--- begin Information given ---

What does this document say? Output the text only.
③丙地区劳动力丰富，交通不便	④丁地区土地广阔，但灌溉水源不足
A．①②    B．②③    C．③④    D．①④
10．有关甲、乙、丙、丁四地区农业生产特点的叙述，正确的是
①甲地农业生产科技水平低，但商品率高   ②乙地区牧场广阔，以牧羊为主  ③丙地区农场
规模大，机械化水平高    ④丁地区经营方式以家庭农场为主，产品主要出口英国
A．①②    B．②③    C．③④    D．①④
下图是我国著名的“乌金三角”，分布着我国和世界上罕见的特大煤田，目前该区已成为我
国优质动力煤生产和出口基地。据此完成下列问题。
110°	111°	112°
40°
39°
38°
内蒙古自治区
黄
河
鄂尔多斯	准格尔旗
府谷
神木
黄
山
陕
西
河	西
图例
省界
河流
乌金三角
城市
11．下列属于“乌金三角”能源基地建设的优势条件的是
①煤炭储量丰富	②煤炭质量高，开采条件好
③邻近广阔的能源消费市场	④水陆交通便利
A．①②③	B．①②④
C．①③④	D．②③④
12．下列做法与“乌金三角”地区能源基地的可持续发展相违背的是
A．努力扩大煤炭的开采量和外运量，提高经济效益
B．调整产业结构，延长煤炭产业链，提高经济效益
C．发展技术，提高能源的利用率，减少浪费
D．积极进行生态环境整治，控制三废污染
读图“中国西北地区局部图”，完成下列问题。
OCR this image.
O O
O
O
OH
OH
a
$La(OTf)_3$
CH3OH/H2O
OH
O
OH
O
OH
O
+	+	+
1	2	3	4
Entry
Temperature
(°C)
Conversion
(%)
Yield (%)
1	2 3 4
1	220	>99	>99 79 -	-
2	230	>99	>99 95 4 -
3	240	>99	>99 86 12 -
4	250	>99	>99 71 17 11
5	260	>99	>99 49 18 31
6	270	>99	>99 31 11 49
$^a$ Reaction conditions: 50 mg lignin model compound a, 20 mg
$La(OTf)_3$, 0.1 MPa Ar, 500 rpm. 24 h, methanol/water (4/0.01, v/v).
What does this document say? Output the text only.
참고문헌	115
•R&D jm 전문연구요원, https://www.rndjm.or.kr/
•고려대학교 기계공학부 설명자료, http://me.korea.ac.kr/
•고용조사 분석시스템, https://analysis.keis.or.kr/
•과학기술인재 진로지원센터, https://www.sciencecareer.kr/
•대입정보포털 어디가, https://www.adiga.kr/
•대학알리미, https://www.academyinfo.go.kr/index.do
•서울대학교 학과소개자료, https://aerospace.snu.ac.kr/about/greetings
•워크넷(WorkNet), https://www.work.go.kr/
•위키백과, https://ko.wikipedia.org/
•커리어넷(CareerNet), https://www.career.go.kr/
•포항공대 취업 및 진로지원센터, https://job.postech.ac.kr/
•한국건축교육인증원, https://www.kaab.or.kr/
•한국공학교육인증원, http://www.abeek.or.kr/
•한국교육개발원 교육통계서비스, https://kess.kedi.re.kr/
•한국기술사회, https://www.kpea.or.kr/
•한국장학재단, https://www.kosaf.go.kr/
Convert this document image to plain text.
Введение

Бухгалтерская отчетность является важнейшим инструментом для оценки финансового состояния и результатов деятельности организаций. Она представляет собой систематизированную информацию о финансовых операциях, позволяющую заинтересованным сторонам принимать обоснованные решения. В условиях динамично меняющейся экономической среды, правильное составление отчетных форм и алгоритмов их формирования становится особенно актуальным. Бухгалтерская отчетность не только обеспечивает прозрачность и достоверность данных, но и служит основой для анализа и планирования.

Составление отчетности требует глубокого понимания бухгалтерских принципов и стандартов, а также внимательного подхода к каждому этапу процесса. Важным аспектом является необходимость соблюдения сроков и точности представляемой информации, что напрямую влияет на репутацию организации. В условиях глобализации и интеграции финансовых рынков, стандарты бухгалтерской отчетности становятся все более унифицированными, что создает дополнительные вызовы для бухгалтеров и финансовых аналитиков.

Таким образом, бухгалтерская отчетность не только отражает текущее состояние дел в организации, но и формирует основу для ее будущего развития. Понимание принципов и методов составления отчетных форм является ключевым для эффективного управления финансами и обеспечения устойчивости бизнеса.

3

--- end Information given ---

## Task
Find how many lines include the string "乌金三角" and report that number alone.

## Full output
4